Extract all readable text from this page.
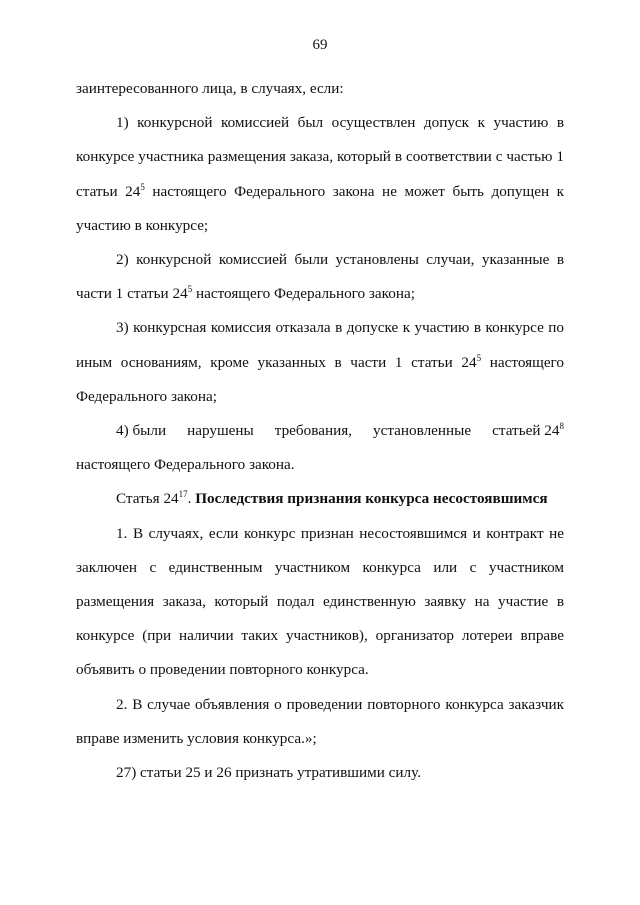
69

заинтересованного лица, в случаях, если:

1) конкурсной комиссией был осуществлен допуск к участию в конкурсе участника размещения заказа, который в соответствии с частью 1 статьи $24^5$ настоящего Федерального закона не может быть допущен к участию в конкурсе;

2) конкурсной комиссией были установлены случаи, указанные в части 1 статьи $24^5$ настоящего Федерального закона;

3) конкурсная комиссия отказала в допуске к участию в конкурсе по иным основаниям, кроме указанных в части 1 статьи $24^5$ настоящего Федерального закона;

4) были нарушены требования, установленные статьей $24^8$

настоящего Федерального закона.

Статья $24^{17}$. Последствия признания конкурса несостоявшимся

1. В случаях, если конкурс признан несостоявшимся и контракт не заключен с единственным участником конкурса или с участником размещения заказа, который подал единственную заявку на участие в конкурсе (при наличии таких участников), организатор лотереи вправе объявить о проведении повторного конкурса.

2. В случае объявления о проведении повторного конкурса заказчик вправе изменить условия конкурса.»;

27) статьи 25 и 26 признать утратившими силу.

______

*What the task requires*
Select the lines that carry the string "вправе" and copy them.

*Full solution*
1. В случаях, если конкурс признан несостоявшимся и контракт не заключен с единственным участником конкурса или с участником размещения заказа, который подал единственную заявку на участие в конкурсе (при наличии таких участников), организатор лотереи вправе объявить о проведении повторного конкурса.
2. В случае объявления о проведении повторного конкурса заказчик вправе изменить условия конкурса.»;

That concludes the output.